◆ **TASK TO COMPLETE**: Count every line where "thumb" occurs. Give the total alone.

Stored data:
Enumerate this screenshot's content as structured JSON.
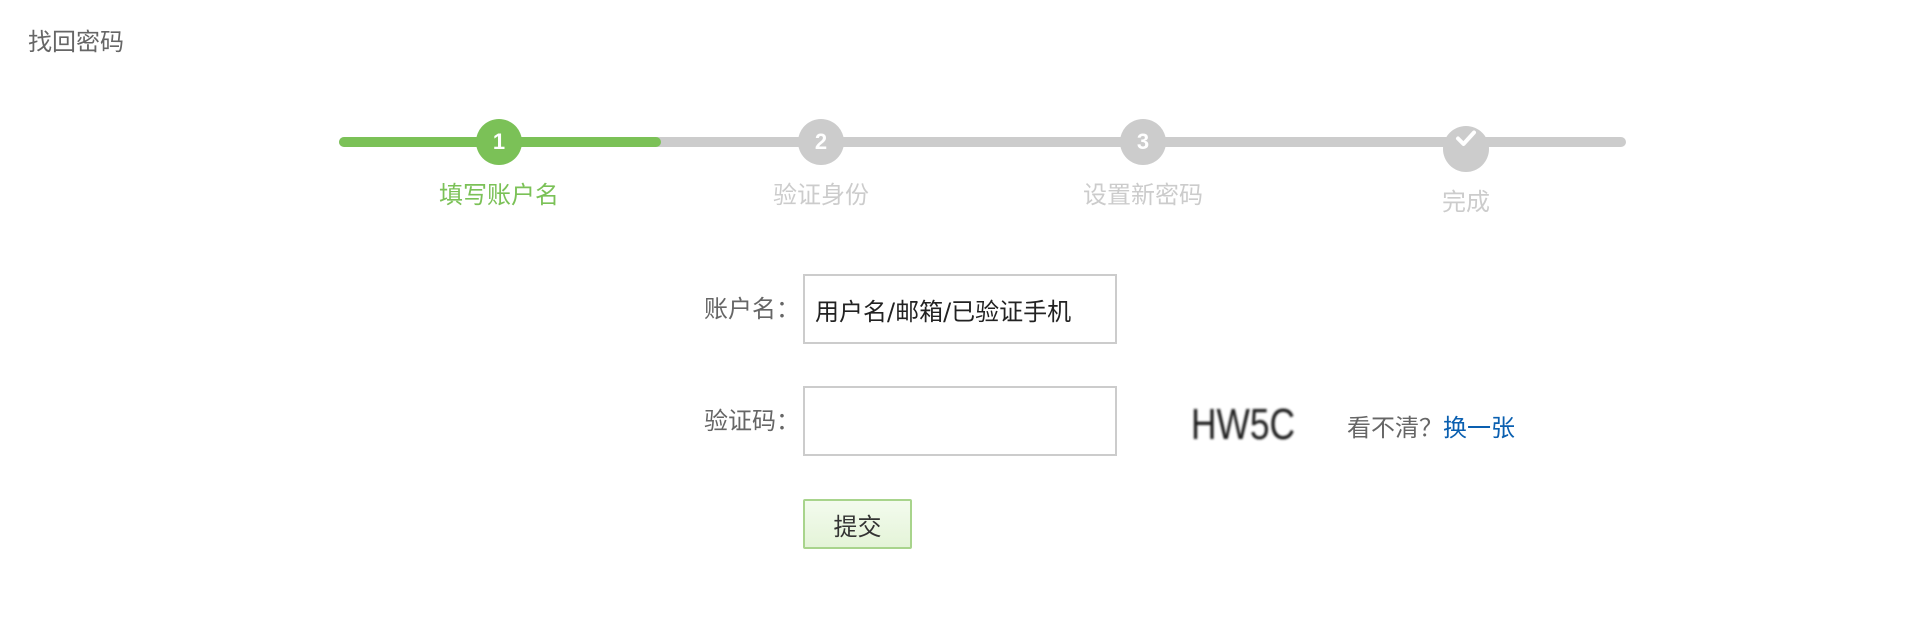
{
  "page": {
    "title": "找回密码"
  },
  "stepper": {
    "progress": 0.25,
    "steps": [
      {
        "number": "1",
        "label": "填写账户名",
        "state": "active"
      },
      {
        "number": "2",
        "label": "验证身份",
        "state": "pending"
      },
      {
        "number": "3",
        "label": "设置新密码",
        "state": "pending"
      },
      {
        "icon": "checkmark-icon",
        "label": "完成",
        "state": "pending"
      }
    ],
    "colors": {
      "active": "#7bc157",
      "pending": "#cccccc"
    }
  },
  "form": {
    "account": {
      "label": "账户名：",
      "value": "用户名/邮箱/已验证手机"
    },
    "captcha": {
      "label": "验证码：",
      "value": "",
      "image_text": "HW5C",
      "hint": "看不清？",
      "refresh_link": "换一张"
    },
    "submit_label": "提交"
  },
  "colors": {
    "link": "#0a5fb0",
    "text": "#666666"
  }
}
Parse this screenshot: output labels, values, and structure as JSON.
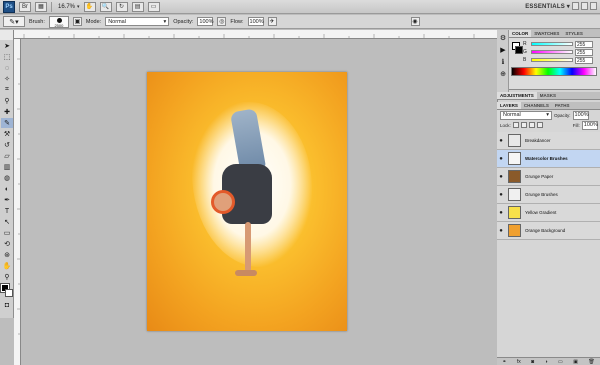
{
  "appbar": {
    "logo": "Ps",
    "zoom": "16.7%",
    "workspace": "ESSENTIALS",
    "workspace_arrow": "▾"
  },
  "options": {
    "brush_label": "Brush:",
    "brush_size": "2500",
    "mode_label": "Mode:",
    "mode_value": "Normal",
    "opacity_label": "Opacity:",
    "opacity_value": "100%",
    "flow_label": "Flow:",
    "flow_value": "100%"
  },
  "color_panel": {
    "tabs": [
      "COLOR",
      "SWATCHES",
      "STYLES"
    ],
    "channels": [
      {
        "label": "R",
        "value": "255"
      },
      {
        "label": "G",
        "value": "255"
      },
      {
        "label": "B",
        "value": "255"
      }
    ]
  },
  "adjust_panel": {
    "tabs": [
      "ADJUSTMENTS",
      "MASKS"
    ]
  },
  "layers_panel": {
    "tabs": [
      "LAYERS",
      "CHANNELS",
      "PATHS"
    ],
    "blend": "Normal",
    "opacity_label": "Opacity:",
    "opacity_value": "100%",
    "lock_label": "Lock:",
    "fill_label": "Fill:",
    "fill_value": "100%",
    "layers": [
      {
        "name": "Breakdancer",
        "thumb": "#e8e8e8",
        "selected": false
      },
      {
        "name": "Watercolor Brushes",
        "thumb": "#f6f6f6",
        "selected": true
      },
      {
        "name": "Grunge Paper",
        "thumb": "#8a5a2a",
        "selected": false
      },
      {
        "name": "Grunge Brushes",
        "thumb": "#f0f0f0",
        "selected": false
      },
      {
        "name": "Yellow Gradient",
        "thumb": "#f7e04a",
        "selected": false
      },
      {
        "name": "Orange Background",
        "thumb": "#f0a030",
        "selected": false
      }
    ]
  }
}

◆ **RESULT OF THE TASK**: 6